>>>>

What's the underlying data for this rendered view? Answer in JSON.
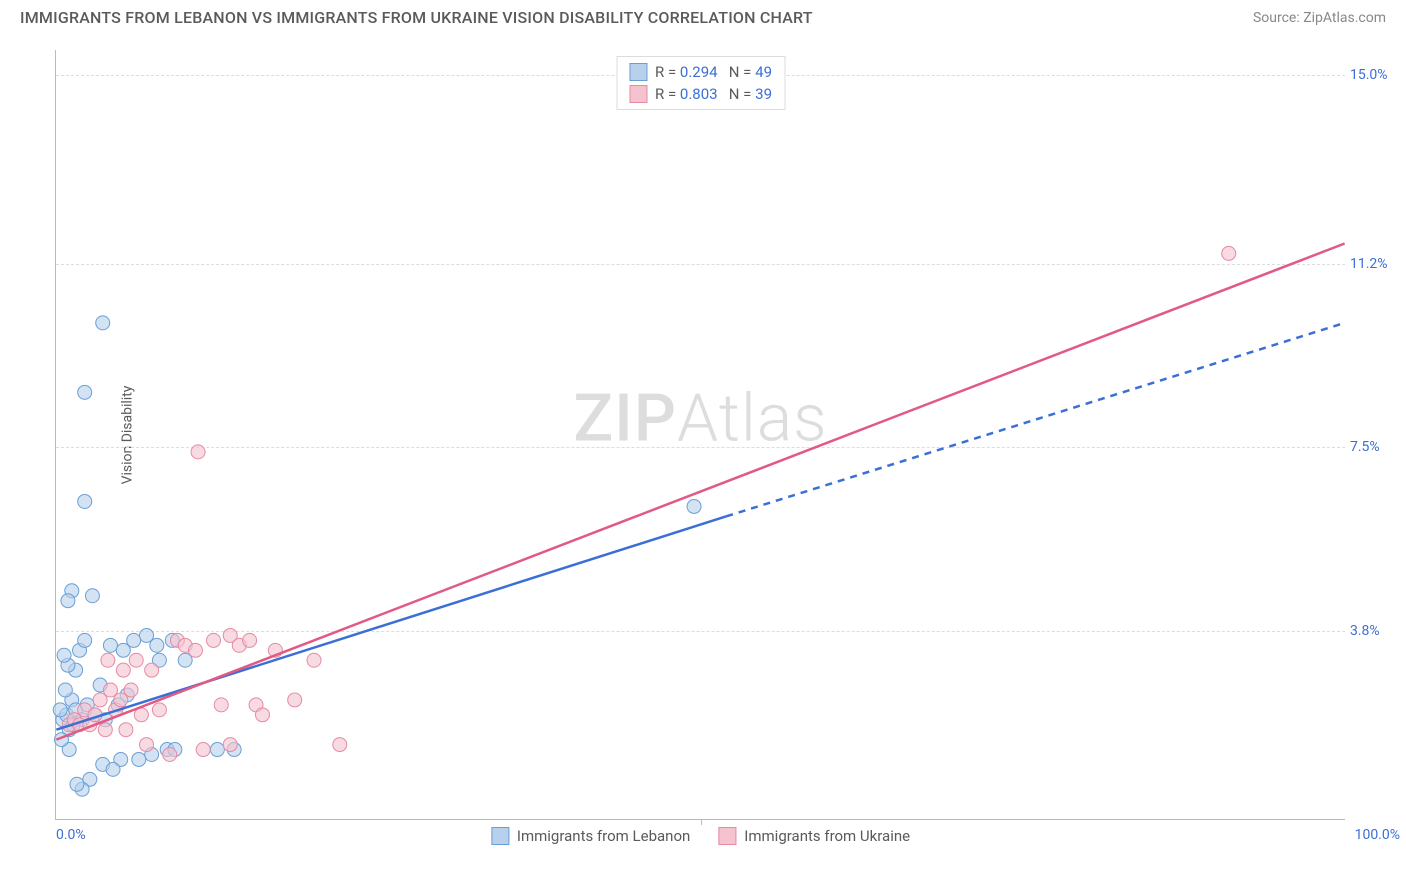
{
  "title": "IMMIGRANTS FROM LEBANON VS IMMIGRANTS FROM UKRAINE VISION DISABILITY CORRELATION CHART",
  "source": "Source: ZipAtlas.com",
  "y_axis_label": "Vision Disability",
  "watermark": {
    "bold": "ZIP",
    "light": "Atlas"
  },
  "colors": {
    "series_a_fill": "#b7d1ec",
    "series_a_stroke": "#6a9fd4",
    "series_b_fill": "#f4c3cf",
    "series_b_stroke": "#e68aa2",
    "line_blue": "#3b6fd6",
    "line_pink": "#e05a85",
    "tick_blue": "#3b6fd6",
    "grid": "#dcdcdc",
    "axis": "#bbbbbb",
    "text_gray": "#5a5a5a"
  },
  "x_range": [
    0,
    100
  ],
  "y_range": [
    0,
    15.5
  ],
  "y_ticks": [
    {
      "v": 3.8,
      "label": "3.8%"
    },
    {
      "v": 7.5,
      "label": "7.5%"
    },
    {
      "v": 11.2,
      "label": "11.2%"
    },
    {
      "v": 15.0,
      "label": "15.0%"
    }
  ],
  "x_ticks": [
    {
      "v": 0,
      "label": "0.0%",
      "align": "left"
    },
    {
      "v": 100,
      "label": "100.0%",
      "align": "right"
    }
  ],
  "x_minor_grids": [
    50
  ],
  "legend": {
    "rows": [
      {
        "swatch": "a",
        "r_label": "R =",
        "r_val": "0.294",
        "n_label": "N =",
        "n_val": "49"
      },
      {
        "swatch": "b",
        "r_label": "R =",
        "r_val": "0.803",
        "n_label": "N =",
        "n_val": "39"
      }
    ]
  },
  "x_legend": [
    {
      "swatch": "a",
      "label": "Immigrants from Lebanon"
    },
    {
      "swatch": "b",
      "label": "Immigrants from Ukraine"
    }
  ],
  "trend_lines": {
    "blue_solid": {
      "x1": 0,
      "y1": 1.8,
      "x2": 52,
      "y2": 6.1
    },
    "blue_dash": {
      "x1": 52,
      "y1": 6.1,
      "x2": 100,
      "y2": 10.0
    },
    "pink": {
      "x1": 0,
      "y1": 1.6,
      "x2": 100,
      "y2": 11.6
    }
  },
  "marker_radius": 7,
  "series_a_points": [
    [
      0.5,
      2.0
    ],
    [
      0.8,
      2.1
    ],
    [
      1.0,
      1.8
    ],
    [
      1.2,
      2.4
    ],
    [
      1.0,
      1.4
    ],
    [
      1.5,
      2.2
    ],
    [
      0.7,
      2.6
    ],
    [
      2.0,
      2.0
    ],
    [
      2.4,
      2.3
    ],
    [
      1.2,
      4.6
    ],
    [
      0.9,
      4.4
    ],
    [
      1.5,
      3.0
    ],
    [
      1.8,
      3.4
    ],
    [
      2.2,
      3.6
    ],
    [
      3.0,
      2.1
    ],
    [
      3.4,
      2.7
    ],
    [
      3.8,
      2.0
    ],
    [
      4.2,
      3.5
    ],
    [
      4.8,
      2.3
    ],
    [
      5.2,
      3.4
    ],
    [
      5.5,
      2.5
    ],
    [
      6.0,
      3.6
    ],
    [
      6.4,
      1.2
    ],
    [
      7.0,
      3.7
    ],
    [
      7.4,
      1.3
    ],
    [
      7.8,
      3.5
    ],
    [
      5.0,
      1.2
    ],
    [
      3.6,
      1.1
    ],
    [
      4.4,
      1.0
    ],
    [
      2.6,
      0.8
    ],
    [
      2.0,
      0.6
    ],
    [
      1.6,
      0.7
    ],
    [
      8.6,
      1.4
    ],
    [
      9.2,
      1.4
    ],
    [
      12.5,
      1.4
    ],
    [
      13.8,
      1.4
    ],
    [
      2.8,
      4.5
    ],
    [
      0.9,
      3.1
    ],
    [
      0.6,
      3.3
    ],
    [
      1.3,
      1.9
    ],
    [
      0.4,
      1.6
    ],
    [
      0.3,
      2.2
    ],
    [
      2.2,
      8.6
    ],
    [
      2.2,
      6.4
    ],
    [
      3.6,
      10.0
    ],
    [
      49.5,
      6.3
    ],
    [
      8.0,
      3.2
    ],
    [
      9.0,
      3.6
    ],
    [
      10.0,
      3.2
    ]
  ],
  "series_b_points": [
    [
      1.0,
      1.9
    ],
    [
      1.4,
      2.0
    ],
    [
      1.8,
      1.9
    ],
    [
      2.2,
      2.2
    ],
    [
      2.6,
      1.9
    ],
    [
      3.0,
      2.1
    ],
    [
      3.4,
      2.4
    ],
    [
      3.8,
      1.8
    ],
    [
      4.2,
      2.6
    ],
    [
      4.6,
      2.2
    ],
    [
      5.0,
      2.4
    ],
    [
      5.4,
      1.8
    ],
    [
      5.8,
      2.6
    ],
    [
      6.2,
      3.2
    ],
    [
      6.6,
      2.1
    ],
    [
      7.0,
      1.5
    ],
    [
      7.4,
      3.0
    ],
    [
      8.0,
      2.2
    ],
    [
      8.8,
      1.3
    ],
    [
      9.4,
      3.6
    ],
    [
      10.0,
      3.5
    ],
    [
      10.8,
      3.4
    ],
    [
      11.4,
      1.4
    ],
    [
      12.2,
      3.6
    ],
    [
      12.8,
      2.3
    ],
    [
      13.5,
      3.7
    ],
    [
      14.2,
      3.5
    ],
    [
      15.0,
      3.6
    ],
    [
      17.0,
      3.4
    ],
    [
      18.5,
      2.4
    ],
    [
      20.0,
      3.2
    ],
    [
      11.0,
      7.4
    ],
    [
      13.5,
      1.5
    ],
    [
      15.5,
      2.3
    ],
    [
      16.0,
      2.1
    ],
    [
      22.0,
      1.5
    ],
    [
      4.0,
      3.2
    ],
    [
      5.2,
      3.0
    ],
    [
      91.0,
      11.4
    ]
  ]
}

<<<<

The problem — Every line above should be returned word for word, with the pictures left behind.

Final result —
What's the underlying data for this rendered view? Answer in JSON.
{
  "title": "IMMIGRANTS FROM LEBANON VS IMMIGRANTS FROM UKRAINE VISION DISABILITY CORRELATION CHART",
  "source": "Source: ZipAtlas.com",
  "y_axis_label": "Vision Disability",
  "watermark": {
    "bold": "ZIP",
    "light": "Atlas"
  },
  "colors": {
    "series_a_fill": "#b7d1ec",
    "series_a_stroke": "#6a9fd4",
    "series_b_fill": "#f4c3cf",
    "series_b_stroke": "#e68aa2",
    "line_blue": "#3b6fd6",
    "line_pink": "#e05a85",
    "tick_blue": "#3b6fd6",
    "grid": "#dcdcdc",
    "axis": "#bbbbbb",
    "text_gray": "#5a5a5a"
  },
  "x_range": [
    0,
    100
  ],
  "y_range": [
    0,
    15.5
  ],
  "y_ticks": [
    {
      "v": 3.8,
      "label": "3.8%"
    },
    {
      "v": 7.5,
      "label": "7.5%"
    },
    {
      "v": 11.2,
      "label": "11.2%"
    },
    {
      "v": 15.0,
      "label": "15.0%"
    }
  ],
  "x_ticks": [
    {
      "v": 0,
      "label": "0.0%",
      "align": "left"
    },
    {
      "v": 100,
      "label": "100.0%",
      "align": "right"
    }
  ],
  "x_minor_grids": [
    50
  ],
  "legend": {
    "rows": [
      {
        "swatch": "a",
        "r_label": "R =",
        "r_val": "0.294",
        "n_label": "N =",
        "n_val": "49"
      },
      {
        "swatch": "b",
        "r_label": "R =",
        "r_val": "0.803",
        "n_label": "N =",
        "n_val": "39"
      }
    ]
  },
  "x_legend": [
    {
      "swatch": "a",
      "label": "Immigrants from Lebanon"
    },
    {
      "swatch": "b",
      "label": "Immigrants from Ukraine"
    }
  ],
  "trend_lines": {
    "blue_solid": {
      "x1": 0,
      "y1": 1.8,
      "x2": 52,
      "y2": 6.1
    },
    "blue_dash": {
      "x1": 52,
      "y1": 6.1,
      "x2": 100,
      "y2": 10.0
    },
    "pink": {
      "x1": 0,
      "y1": 1.6,
      "x2": 100,
      "y2": 11.6
    }
  },
  "marker_radius": 7,
  "series_a_points": [
    [
      0.5,
      2.0
    ],
    [
      0.8,
      2.1
    ],
    [
      1.0,
      1.8
    ],
    [
      1.2,
      2.4
    ],
    [
      1.0,
      1.4
    ],
    [
      1.5,
      2.2
    ],
    [
      0.7,
      2.6
    ],
    [
      2.0,
      2.0
    ],
    [
      2.4,
      2.3
    ],
    [
      1.2,
      4.6
    ],
    [
      0.9,
      4.4
    ],
    [
      1.5,
      3.0
    ],
    [
      1.8,
      3.4
    ],
    [
      2.2,
      3.6
    ],
    [
      3.0,
      2.1
    ],
    [
      3.4,
      2.7
    ],
    [
      3.8,
      2.0
    ],
    [
      4.2,
      3.5
    ],
    [
      4.8,
      2.3
    ],
    [
      5.2,
      3.4
    ],
    [
      5.5,
      2.5
    ],
    [
      6.0,
      3.6
    ],
    [
      6.4,
      1.2
    ],
    [
      7.0,
      3.7
    ],
    [
      7.4,
      1.3
    ],
    [
      7.8,
      3.5
    ],
    [
      5.0,
      1.2
    ],
    [
      3.6,
      1.1
    ],
    [
      4.4,
      1.0
    ],
    [
      2.6,
      0.8
    ],
    [
      2.0,
      0.6
    ],
    [
      1.6,
      0.7
    ],
    [
      8.6,
      1.4
    ],
    [
      9.2,
      1.4
    ],
    [
      12.5,
      1.4
    ],
    [
      13.8,
      1.4
    ],
    [
      2.8,
      4.5
    ],
    [
      0.9,
      3.1
    ],
    [
      0.6,
      3.3
    ],
    [
      1.3,
      1.9
    ],
    [
      0.4,
      1.6
    ],
    [
      0.3,
      2.2
    ],
    [
      2.2,
      8.6
    ],
    [
      2.2,
      6.4
    ],
    [
      3.6,
      10.0
    ],
    [
      49.5,
      6.3
    ],
    [
      8.0,
      3.2
    ],
    [
      9.0,
      3.6
    ],
    [
      10.0,
      3.2
    ]
  ],
  "series_b_points": [
    [
      1.0,
      1.9
    ],
    [
      1.4,
      2.0
    ],
    [
      1.8,
      1.9
    ],
    [
      2.2,
      2.2
    ],
    [
      2.6,
      1.9
    ],
    [
      3.0,
      2.1
    ],
    [
      3.4,
      2.4
    ],
    [
      3.8,
      1.8
    ],
    [
      4.2,
      2.6
    ],
    [
      4.6,
      2.2
    ],
    [
      5.0,
      2.4
    ],
    [
      5.4,
      1.8
    ],
    [
      5.8,
      2.6
    ],
    [
      6.2,
      3.2
    ],
    [
      6.6,
      2.1
    ],
    [
      7.0,
      1.5
    ],
    [
      7.4,
      3.0
    ],
    [
      8.0,
      2.2
    ],
    [
      8.8,
      1.3
    ],
    [
      9.4,
      3.6
    ],
    [
      10.0,
      3.5
    ],
    [
      10.8,
      3.4
    ],
    [
      11.4,
      1.4
    ],
    [
      12.2,
      3.6
    ],
    [
      12.8,
      2.3
    ],
    [
      13.5,
      3.7
    ],
    [
      14.2,
      3.5
    ],
    [
      15.0,
      3.6
    ],
    [
      17.0,
      3.4
    ],
    [
      18.5,
      2.4
    ],
    [
      20.0,
      3.2
    ],
    [
      11.0,
      7.4
    ],
    [
      13.5,
      1.5
    ],
    [
      15.5,
      2.3
    ],
    [
      16.0,
      2.1
    ],
    [
      22.0,
      1.5
    ],
    [
      4.0,
      3.2
    ],
    [
      5.2,
      3.0
    ],
    [
      91.0,
      11.4
    ]
  ]
}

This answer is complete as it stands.